==== Exercise material ====

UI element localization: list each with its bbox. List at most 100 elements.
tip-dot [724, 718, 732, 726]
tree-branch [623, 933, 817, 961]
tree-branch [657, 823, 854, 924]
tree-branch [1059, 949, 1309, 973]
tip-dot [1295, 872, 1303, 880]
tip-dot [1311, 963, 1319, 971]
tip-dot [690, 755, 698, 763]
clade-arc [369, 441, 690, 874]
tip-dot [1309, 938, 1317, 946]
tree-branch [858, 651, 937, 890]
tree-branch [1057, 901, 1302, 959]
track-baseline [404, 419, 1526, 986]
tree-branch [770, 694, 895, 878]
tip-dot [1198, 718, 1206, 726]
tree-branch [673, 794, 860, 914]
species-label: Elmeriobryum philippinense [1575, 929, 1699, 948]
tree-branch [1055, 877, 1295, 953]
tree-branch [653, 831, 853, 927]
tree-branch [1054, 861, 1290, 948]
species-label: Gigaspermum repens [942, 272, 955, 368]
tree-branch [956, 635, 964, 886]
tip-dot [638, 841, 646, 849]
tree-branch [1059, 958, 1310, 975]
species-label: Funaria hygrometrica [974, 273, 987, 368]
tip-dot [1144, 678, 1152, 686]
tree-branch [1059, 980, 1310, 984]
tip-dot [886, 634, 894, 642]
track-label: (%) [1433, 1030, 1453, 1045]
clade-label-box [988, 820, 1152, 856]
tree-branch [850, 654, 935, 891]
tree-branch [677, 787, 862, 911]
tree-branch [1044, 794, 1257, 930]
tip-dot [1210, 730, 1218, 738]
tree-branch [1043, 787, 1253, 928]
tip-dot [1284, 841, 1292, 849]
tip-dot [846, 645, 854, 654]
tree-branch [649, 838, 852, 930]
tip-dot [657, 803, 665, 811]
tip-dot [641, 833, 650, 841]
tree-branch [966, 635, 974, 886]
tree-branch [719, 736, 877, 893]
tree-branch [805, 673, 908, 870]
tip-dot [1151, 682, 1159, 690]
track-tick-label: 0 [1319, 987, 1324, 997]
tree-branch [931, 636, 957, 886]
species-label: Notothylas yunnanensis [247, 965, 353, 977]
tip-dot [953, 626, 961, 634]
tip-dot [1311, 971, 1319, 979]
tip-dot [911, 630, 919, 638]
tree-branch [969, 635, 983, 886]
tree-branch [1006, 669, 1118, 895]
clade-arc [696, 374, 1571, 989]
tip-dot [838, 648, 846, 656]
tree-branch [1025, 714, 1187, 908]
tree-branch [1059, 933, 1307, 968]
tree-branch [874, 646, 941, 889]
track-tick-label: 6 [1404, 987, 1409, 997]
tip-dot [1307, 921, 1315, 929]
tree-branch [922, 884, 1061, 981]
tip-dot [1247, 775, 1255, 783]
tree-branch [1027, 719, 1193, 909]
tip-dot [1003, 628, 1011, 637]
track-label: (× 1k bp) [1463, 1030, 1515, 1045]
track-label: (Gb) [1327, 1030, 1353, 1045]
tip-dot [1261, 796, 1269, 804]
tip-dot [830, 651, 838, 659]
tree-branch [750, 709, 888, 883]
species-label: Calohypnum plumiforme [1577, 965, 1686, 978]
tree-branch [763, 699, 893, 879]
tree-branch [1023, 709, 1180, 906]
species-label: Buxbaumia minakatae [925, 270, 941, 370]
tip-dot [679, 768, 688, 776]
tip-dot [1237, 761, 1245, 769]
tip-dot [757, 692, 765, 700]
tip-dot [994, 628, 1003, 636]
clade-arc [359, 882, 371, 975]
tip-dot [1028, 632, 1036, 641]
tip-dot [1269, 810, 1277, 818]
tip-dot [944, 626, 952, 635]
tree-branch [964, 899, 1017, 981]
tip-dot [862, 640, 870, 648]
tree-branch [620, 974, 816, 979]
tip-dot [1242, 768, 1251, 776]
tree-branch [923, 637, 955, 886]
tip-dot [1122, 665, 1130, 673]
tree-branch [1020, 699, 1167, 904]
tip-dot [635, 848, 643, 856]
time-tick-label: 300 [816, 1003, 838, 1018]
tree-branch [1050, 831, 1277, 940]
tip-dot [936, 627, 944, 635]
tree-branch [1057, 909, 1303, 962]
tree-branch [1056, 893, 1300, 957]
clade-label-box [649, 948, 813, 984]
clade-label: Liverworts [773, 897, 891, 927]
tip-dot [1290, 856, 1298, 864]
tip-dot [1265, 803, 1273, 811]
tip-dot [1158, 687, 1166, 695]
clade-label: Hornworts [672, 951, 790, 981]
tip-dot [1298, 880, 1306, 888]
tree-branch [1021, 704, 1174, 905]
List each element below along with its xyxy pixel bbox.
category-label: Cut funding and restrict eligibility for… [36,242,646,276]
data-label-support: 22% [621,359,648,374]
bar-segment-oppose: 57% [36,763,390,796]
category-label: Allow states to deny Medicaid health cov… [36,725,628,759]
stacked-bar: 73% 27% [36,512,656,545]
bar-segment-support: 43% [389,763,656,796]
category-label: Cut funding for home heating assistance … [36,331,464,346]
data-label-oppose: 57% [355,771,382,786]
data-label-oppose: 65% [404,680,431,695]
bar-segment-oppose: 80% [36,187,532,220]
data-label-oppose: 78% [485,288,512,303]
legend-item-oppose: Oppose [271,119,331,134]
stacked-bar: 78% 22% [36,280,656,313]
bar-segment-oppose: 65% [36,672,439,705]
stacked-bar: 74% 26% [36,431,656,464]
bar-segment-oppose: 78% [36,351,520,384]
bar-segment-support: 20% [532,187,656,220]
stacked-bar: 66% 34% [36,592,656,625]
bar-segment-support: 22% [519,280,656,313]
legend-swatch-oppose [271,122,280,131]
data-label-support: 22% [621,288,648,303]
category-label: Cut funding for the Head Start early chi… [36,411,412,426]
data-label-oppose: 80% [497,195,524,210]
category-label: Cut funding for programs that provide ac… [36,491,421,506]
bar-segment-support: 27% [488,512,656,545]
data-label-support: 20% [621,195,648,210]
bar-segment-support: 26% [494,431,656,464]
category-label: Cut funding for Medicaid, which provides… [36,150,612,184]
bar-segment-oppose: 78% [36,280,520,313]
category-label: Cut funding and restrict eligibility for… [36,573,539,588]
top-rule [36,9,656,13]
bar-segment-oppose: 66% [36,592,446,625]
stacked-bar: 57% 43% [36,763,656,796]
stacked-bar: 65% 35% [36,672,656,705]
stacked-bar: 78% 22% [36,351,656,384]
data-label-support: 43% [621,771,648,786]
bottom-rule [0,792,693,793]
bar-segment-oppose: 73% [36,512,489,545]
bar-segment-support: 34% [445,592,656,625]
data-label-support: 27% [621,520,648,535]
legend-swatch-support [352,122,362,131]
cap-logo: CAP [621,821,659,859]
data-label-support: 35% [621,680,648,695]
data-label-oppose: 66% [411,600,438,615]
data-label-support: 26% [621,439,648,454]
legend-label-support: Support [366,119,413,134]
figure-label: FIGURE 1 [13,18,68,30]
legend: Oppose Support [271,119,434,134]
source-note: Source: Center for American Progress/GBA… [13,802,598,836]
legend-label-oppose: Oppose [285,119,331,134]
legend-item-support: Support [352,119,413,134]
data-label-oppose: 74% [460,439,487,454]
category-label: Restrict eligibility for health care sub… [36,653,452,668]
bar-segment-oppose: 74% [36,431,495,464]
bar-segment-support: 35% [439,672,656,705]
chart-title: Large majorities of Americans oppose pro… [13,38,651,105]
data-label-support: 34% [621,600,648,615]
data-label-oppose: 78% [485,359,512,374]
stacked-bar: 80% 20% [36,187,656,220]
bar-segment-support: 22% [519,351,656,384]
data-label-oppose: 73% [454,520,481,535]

====

Print the lines of the material above, from its first line through the line containing "tree-branch [1057, 901, 1302, 959]", both included, with no changes.

= Correct output =
UI element localization: list each with its bbox. List at most 100 elements.
tip-dot [724, 718, 732, 726]
tree-branch [623, 933, 817, 961]
tree-branch [657, 823, 854, 924]
tree-branch [1059, 949, 1309, 973]
tip-dot [1295, 872, 1303, 880]
tip-dot [1311, 963, 1319, 971]
tip-dot [690, 755, 698, 763]
clade-arc [369, 441, 690, 874]
tip-dot [1309, 938, 1317, 946]
tree-branch [858, 651, 937, 890]
tree-branch [1057, 901, 1302, 959]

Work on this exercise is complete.